[Figure contents as structured data]
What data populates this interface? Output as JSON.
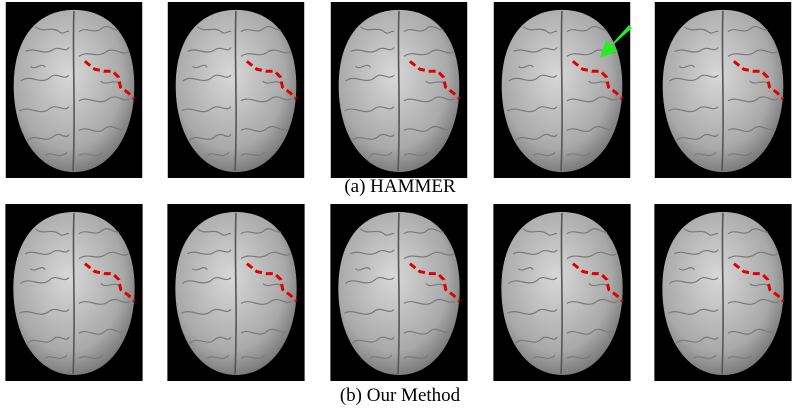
{
  "rows": [
    {
      "caption": "(a) HAMMER"
    },
    {
      "caption": "(b) Our Method"
    }
  ]
}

#### Short problem:
Using the records above, retype everything exactly except the pictures.

#### Correct output:
What data populates this interface? Output as JSON.
{
  "rows": [
    {
      "caption": "(a) HAMMER"
    },
    {
      "caption": "(b) Our Method"
    }
  ]
}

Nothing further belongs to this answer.